Records from a collection:
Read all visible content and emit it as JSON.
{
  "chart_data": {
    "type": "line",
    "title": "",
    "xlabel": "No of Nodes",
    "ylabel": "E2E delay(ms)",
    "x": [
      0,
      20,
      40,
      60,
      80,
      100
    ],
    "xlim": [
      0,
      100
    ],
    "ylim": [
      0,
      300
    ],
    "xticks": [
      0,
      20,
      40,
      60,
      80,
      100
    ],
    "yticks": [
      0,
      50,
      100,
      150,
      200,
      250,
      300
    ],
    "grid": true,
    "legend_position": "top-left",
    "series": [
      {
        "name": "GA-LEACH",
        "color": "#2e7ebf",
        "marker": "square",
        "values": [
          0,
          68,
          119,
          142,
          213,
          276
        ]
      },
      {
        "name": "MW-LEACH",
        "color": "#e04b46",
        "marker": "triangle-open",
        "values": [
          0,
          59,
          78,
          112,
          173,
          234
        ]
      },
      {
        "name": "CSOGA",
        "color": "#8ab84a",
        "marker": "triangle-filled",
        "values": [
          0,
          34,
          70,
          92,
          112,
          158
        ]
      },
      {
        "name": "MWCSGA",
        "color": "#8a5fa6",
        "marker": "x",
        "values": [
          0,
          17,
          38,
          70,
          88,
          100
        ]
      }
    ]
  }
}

[What the exercise asks]: Write every entry out again exactly.

[Output of the task]:
Read all visible content and emit it as JSON.
{
  "chart_data": {
    "type": "line",
    "title": "",
    "xlabel": "No of Nodes",
    "ylabel": "E2E delay(ms)",
    "x": [
      0,
      20,
      40,
      60,
      80,
      100
    ],
    "xlim": [
      0,
      100
    ],
    "ylim": [
      0,
      300
    ],
    "xticks": [
      0,
      20,
      40,
      60,
      80,
      100
    ],
    "yticks": [
      0,
      50,
      100,
      150,
      200,
      250,
      300
    ],
    "grid": true,
    "legend_position": "top-left",
    "series": [
      {
        "name": "GA-LEACH",
        "color": "#2e7ebf",
        "marker": "square",
        "values": [
          0,
          68,
          119,
          142,
          213,
          276
        ]
      },
      {
        "name": "MW-LEACH",
        "color": "#e04b46",
        "marker": "triangle-open",
        "values": [
          0,
          59,
          78,
          112,
          173,
          234
        ]
      },
      {
        "name": "CSOGA",
        "color": "#8ab84a",
        "marker": "triangle-filled",
        "values": [
          0,
          34,
          70,
          92,
          112,
          158
        ]
      },
      {
        "name": "MWCSGA",
        "color": "#8a5fa6",
        "marker": "x",
        "values": [
          0,
          17,
          38,
          70,
          88,
          100
        ]
      }
    ]
  }
}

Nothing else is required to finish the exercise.